Information provided ::
*****
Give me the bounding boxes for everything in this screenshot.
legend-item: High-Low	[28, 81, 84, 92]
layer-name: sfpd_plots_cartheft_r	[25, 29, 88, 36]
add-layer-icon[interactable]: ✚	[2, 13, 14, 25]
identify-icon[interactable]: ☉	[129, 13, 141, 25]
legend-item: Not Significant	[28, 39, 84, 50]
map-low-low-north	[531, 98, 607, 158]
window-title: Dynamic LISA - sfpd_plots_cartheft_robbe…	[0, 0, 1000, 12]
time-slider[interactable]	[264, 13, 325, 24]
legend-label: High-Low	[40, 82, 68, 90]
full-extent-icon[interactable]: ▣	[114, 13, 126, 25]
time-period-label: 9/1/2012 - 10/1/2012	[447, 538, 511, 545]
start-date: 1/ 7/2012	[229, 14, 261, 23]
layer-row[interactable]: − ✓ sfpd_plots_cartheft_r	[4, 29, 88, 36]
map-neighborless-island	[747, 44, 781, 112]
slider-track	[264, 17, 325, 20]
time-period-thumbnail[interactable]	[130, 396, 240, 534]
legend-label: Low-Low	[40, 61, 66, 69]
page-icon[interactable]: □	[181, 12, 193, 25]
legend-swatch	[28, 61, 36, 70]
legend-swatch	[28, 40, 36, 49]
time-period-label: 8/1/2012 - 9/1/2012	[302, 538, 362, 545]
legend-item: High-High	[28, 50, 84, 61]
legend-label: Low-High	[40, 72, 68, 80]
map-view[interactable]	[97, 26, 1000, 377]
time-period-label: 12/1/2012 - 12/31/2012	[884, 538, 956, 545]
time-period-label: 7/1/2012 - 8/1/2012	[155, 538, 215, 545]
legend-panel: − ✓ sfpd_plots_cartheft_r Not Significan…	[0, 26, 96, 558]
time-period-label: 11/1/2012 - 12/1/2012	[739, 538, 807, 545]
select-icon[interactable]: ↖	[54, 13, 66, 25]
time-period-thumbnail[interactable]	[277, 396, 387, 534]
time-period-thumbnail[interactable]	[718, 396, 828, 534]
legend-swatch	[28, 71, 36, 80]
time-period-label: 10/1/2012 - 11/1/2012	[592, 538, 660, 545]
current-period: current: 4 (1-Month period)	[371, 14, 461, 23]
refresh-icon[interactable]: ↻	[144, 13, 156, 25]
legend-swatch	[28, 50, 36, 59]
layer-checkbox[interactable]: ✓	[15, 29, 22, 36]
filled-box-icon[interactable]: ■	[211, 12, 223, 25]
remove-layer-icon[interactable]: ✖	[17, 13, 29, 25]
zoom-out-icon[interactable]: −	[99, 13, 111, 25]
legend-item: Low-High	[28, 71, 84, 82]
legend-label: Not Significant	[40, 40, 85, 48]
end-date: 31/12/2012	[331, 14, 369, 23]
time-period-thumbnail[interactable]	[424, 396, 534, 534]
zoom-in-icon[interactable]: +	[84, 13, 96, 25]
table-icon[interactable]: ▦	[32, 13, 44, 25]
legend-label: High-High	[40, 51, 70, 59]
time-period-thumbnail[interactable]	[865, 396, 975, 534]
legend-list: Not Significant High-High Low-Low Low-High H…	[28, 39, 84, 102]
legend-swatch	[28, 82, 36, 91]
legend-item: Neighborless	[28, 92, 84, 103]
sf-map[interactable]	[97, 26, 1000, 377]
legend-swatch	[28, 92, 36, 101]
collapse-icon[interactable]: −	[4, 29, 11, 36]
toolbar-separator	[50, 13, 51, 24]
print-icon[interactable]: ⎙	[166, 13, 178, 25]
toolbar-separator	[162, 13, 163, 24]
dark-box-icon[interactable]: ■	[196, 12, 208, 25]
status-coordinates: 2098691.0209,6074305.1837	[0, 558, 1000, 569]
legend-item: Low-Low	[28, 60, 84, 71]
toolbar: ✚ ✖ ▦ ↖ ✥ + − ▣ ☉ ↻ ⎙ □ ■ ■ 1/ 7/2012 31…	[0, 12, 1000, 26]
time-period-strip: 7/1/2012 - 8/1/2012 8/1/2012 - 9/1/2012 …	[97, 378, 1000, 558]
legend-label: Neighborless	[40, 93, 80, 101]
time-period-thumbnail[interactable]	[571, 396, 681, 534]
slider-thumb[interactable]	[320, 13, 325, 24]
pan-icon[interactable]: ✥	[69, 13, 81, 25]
*****
What this task involves :: Please copy out the records word for word, from the very first line down to the line that contains "82, 68, 90]", with that line included.

Solution to this exercise ::
Give me the bounding boxes for everything in this screenshot.
legend-item: High-Low	[28, 81, 84, 92]
layer-name: sfpd_plots_cartheft_r	[25, 29, 88, 36]
add-layer-icon[interactable]: ✚	[2, 13, 14, 25]
identify-icon[interactable]: ☉	[129, 13, 141, 25]
legend-item: Not Significant	[28, 39, 84, 50]
map-low-low-north	[531, 98, 607, 158]
window-title: Dynamic LISA - sfpd_plots_cartheft_robbe…	[0, 0, 1000, 12]
time-slider[interactable]	[264, 13, 325, 24]
legend-label: High-Low	[40, 82, 68, 90]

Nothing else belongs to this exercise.